### [Required task]
Set down each record below precisely, skipping the pictures.
Start of Material for the task
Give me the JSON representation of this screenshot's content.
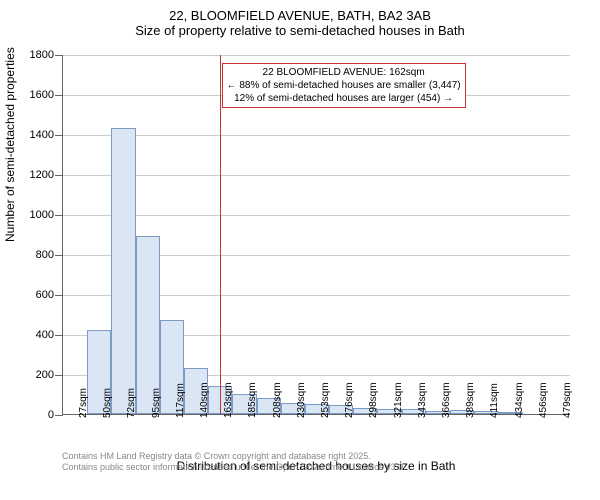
{
  "title": "22, BLOOMFIELD AVENUE, BATH, BA2 3AB",
  "subtitle": "Size of property relative to semi-detached houses in Bath",
  "chart": {
    "type": "histogram",
    "ylim": [
      0,
      1800
    ],
    "ytick_step": 200,
    "yticks": [
      0,
      200,
      400,
      600,
      800,
      1000,
      1200,
      1400,
      1600,
      1800
    ],
    "x_categories": [
      "27sqm",
      "50sqm",
      "72sqm",
      "95sqm",
      "117sqm",
      "140sqm",
      "163sqm",
      "185sqm",
      "208sqm",
      "230sqm",
      "253sqm",
      "276sqm",
      "298sqm",
      "321sqm",
      "343sqm",
      "366sqm",
      "389sqm",
      "411sqm",
      "434sqm",
      "456sqm",
      "479sqm"
    ],
    "values": [
      0,
      420,
      1430,
      890,
      470,
      230,
      140,
      100,
      80,
      55,
      50,
      45,
      30,
      25,
      25,
      15,
      18,
      15,
      5,
      0,
      0
    ],
    "bar_color": "#dbe6f5",
    "bar_border": "#7b9bc4",
    "grid_color": "#cccccc",
    "axis_color": "#666666",
    "background": "#ffffff",
    "marker_value": 162,
    "marker_color": "#cc3333",
    "annotation": {
      "line1": "22 BLOOMFIELD AVENUE: 162sqm",
      "line2": "← 88% of semi-detached houses are smaller (3,447)",
      "line3": "12% of semi-detached houses are larger (454) →"
    },
    "y_axis_title": "Number of semi-detached properties",
    "x_axis_title": "Distribution of semi-detached houses by size in Bath"
  },
  "footnote": {
    "line1": "Contains HM Land Registry data © Crown copyright and database right 2025.",
    "line2": "Contains public sector information licensed under the Open Government Licence v3.0."
  }
}
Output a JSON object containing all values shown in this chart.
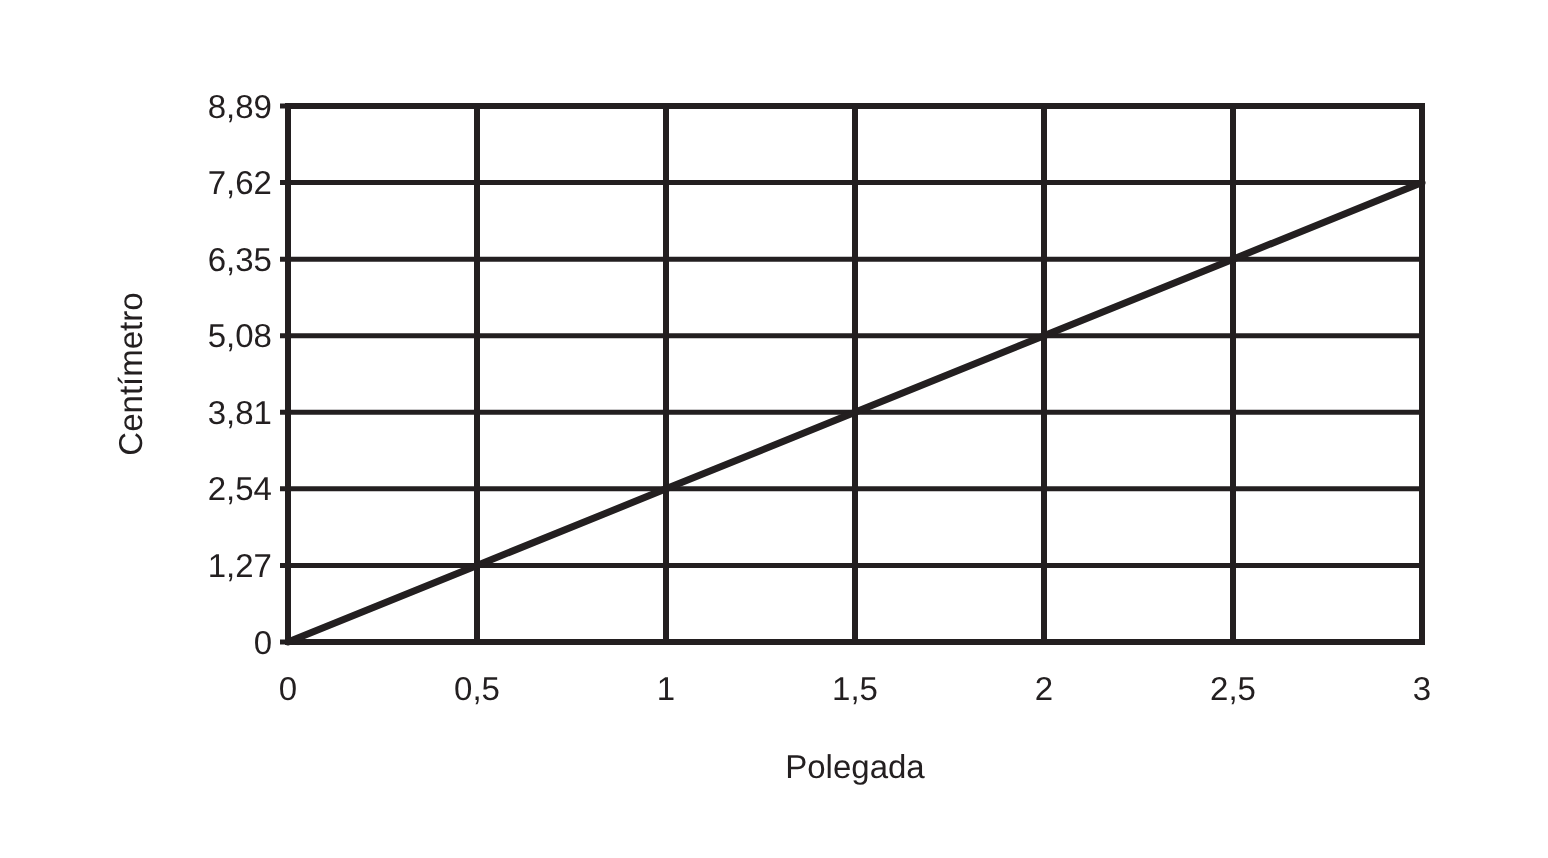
{
  "chart_data": {
    "type": "line",
    "xlabel": "Polegada",
    "ylabel": "Centímetro",
    "x": [
      0,
      0.5,
      1,
      1.5,
      2,
      2.5,
      3
    ],
    "values": [
      0,
      1.27,
      2.54,
      3.81,
      5.08,
      6.35,
      7.62
    ],
    "color": "#231f20",
    "xlim": [
      0,
      3
    ],
    "ylim": [
      0,
      8.89
    ],
    "xticks": [
      0,
      {
        "value": 0.5,
        "label": "0,5"
      },
      1,
      {
        "value": 1.5,
        "label": "1,5"
      },
      2,
      {
        "value": 2.5,
        "label": "2,5"
      },
      3
    ],
    "yticks": [
      0,
      {
        "value": 1.27,
        "label": "1,27"
      },
      {
        "value": 2.54,
        "label": "2,54"
      },
      {
        "value": 3.81,
        "label": "3,81"
      },
      {
        "value": 5.08,
        "label": "5,08"
      },
      {
        "value": 6.35,
        "label": "6,35"
      },
      {
        "value": 7.62,
        "label": "7,62"
      },
      {
        "value": 8.89,
        "label": "8,89"
      }
    ],
    "grid": true
  }
}
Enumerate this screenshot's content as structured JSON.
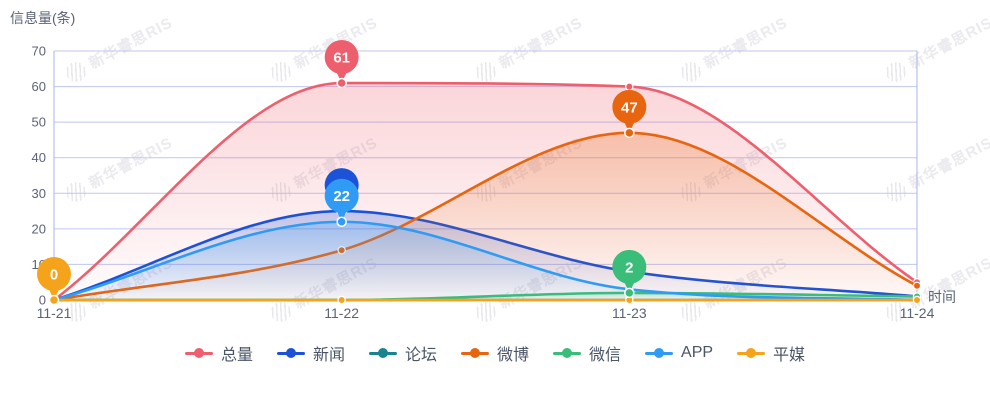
End of Material for the task
### [Expected answer]
Give me the JSON representation of this screenshot's content.
{
  "title": "22, BLOOMFIELD AVENUE, BATH, BA2 3AB",
  "subtitle": "Size of property relative to semi-detached houses in Bath",
  "chart": {
    "type": "histogram",
    "ylim": [
      0,
      1800
    ],
    "ytick_step": 200,
    "yticks": [
      0,
      200,
      400,
      600,
      800,
      1000,
      1200,
      1400,
      1600,
      1800
    ],
    "x_categories": [
      "27sqm",
      "50sqm",
      "72sqm",
      "95sqm",
      "117sqm",
      "140sqm",
      "163sqm",
      "185sqm",
      "208sqm",
      "230sqm",
      "253sqm",
      "276sqm",
      "298sqm",
      "321sqm",
      "343sqm",
      "366sqm",
      "389sqm",
      "411sqm",
      "434sqm",
      "456sqm",
      "479sqm"
    ],
    "values": [
      0,
      420,
      1430,
      890,
      470,
      230,
      140,
      100,
      80,
      55,
      50,
      45,
      30,
      25,
      25,
      15,
      18,
      15,
      5,
      0,
      0
    ],
    "bar_color": "#dbe6f5",
    "bar_border": "#7b9bc4",
    "grid_color": "#cccccc",
    "axis_color": "#666666",
    "background": "#ffffff",
    "marker_value": 162,
    "marker_color": "#cc3333",
    "annotation": {
      "line1": "22 BLOOMFIELD AVENUE: 162sqm",
      "line2": "← 88% of semi-detached houses are smaller (3,447)",
      "line3": "12% of semi-detached houses are larger (454) →"
    },
    "y_axis_title": "Number of semi-detached properties",
    "x_axis_title": "Distribution of semi-detached houses by size in Bath"
  },
  "footnote": {
    "line1": "Contains HM Land Registry data © Crown copyright and database right 2025.",
    "line2": "Contains public sector information licensed under the Open Government Licence v3.0."
  }
}
Output a JSON object containing all values shown in this chart.
{
  "chart_data": {
    "type": "line",
    "xlabel": "Polegada",
    "ylabel": "Centímetro",
    "x": [
      0,
      0.5,
      1,
      1.5,
      2,
      2.5,
      3
    ],
    "values": [
      0,
      1.27,
      2.54,
      3.81,
      5.08,
      6.35,
      7.62
    ],
    "color": "#231f20",
    "xlim": [
      0,
      3
    ],
    "ylim": [
      0,
      8.89
    ],
    "xticks": [
      0,
      {
        "value": 0.5,
        "label": "0,5"
      },
      1,
      {
        "value": 1.5,
        "label": "1,5"
      },
      2,
      {
        "value": 2.5,
        "label": "2,5"
      },
      3
    ],
    "yticks": [
      0,
      {
        "value": 1.27,
        "label": "1,27"
      },
      {
        "value": 2.54,
        "label": "2,54"
      },
      {
        "value": 3.81,
        "label": "3,81"
      },
      {
        "value": 5.08,
        "label": "5,08"
      },
      {
        "value": 6.35,
        "label": "6,35"
      },
      {
        "value": 7.62,
        "label": "7,62"
      },
      {
        "value": 8.89,
        "label": "8,89"
      }
    ],
    "grid": true
  }
}
Enumerate this screenshot's content as structured JSON.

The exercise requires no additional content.